§ **Document segment**:
------------------------

What it is. An installable bundle that packages Skills, Connectors, slash commands, and other capabilities together into one piece you can drop into Claude Code or Cowork with a single click. Plugins are how a team or a vendor distributes a complete workflow instead of asking you to wire up six separate things.
Example. A “Hot Leads Report” plugin might bundle the weekly research skill, the CRM connector, a few prebuilt slash commands, and a scheduled task that fires every Monday morning. You give it to your client, and they install with one click.
When to reach for it. When you want all the pieces of a workflow installed together, or when you want to share a workflow with your team or a client without making them assemble it from parts.
What it is. The catalog where you browse and install Plugins—yours, Anthropic’s, and the wider community’s. Marketplaces live inside Claude Code and Cowork, and you can subscribe to multiple marketplaces from different sources.
Example. Anthropic maintains an official marketplace. Your company can publish its own marketplace and put internal plugins in it. The team installs from the company marketplace; everyone gets the same tools, the same way.
When to reach for it. When you’re looking for a ready-made workflow before you build one from scratch. Most of the time, somebody’s already done it.
What it is. A workspace inside Claude that bundles a system prompt, a set of Knowledge files, a custom configuration, and a persistent chat history all scoped to one purpose. Think of a Project as Claude, configured for this one thing I do over and over.
Example. A “Newsletter” Project holds your style guide and brand voice as Knowledge, has a system prompt that reminds Claude how you write, and keeps every newsletter conversation in one tidy place.
When to reach for it. Any recurring use case. Writing. A specific client. A specific book you’re working on. The moment you find yourself pasting the same context into chat for the third time, that’s a Project. The good news is that you can retroactively add conversations to projects.
What it is. A task Claude runs automatically at a defined time—every weekday at 6 a.m., every Sunday at noon, once an hour, once tomorrow—without you in the loop. The task is just a prompt and a cron expression (specific time); Claude does the work and notifies you when it’s done.
Example. “Every morning at 6:50, build my daily briefing, deploy it to Netlify, and send me a Slack DM with the link.”
When to reach for it. Anything that runs on a rhythm. Morning briefings. Weekly research reports. Nightly journal entries. Hourly inbox sweeps. If you’d otherwise have to remember to do it, schedule it.
What it is. A focused instruction set, usually a SKILL.md file plus a few optional helper scripts, that Claude loads when a user request matches the skill’s triggers. Skills are how you encode a procedure once and have Claude execute it consistently every time. Think of it as a SOP for AI.
Example. A “newsletter workflow” skill that tells Claude exactly how to draft, apply smart typography, save, and deploy a weekly newsletter, invoked whenever you say “let’s write this week’s Insider.”
When to reach for it. Any procedure you do the same way every time. Skills are the building blocks Plugins are made of. Single source of truth lives in one place; behavior is consistent across every conversation.
What it is. A separate, isolated Claude session that the main Claude session spins up to handle a focused subtask. The subagent has its own context window and its own tool access, does the work, and returns one summarized message. Its full back-and-forth doesn’t pollute the main conversation.
Example. You ask Claude to audit a fifty-page contract for risk clauses. It spawns a subagent to do the heavy reading, and you get back a clean summary of findings rather than fifty pages of running commentary.
When to reach for it. Same answer as Dispatch: you usually don’t ask by name. You give Claude a task that’s clearly multi-part or research-heavy, and trust it to delegate. Subagents are the what; dispatching is the act of using them.
This glossary is maintained as Anthropic ships new features. Last reviewed: 2026-05-18.

------------------------

§ **Prompt 1**:
Answer these questions using the glossary above:
(a) According to the "Hot Leads Report" example, when does the plugin's scheduled task fire?
(b) What does a subagent return to the main session when it finishes its work?
(c) What "Last reviewed" date does the glossary give?
§ **Prompt 2**: Reproduce everything in the glossary from "When to reach for it. Same" down to "Last reviewed: 2026-05-18.", with no changes to the wording.

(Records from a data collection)

------------------------

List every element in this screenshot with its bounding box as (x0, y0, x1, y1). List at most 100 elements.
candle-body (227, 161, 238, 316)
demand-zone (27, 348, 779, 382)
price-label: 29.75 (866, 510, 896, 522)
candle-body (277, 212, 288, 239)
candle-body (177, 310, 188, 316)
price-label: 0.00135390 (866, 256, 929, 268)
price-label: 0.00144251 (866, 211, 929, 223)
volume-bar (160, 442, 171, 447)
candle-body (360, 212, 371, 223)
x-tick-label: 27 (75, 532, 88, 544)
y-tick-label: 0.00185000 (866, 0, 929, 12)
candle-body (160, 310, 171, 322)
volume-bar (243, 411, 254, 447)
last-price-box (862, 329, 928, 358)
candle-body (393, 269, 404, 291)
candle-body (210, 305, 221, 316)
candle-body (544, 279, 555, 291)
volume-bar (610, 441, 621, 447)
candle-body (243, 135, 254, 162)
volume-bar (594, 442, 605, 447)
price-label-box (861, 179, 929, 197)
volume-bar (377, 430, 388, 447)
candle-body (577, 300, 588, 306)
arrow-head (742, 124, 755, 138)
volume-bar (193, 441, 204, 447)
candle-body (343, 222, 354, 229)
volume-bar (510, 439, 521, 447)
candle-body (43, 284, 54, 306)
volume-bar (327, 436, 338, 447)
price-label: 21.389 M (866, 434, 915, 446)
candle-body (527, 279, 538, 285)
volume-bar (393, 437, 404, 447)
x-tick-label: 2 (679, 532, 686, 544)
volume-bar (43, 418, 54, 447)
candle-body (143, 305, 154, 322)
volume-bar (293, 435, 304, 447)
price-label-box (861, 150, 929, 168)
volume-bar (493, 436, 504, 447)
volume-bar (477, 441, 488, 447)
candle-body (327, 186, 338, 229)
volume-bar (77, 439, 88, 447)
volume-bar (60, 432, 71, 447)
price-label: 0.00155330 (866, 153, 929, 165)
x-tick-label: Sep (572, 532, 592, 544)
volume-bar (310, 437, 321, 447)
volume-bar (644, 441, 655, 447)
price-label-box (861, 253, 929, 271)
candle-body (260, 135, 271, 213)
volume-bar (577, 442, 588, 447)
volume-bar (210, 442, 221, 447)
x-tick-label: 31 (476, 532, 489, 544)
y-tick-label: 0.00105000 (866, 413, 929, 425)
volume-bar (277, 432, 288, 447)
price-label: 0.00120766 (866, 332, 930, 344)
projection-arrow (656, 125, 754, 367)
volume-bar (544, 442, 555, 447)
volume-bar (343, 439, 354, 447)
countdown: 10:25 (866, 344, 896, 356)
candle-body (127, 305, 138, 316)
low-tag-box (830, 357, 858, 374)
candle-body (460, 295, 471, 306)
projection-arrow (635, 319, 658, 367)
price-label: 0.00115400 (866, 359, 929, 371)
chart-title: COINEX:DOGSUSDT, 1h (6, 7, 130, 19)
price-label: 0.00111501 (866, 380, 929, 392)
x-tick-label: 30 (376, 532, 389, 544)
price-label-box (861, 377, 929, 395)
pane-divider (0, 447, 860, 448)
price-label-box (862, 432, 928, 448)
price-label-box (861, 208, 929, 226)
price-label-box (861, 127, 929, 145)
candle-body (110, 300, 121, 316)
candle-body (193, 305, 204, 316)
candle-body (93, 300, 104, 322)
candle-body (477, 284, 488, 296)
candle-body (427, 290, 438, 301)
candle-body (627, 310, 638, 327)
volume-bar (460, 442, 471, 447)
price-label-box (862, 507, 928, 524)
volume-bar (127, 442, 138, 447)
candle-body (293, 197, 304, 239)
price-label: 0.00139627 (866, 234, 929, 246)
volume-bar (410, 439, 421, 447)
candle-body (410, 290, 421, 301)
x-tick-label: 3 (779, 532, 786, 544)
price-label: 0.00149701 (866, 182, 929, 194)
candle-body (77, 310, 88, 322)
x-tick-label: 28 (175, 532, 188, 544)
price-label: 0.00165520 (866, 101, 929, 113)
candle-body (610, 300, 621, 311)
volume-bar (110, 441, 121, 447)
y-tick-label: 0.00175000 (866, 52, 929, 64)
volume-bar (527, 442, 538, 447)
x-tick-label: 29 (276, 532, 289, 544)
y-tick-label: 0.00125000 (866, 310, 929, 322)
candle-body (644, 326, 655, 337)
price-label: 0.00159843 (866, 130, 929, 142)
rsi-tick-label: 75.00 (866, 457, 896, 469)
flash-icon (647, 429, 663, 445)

------------------------

§ **Your response 1**:
(a) Every Monday morning.
(b) One summarized message.
(c) 2026-05-18.

§ **Your response 2**:
When to reach for it. Same answer as Dispatch: you usually don’t ask by name. You give Claude a task that’s clearly multi-part or research-heavy, and trust it to delegate. Subagents are the what; dispatching is the act of using them.
This glossary is maintained as Anthropic ships new features. Last reviewed: 2026-05-18.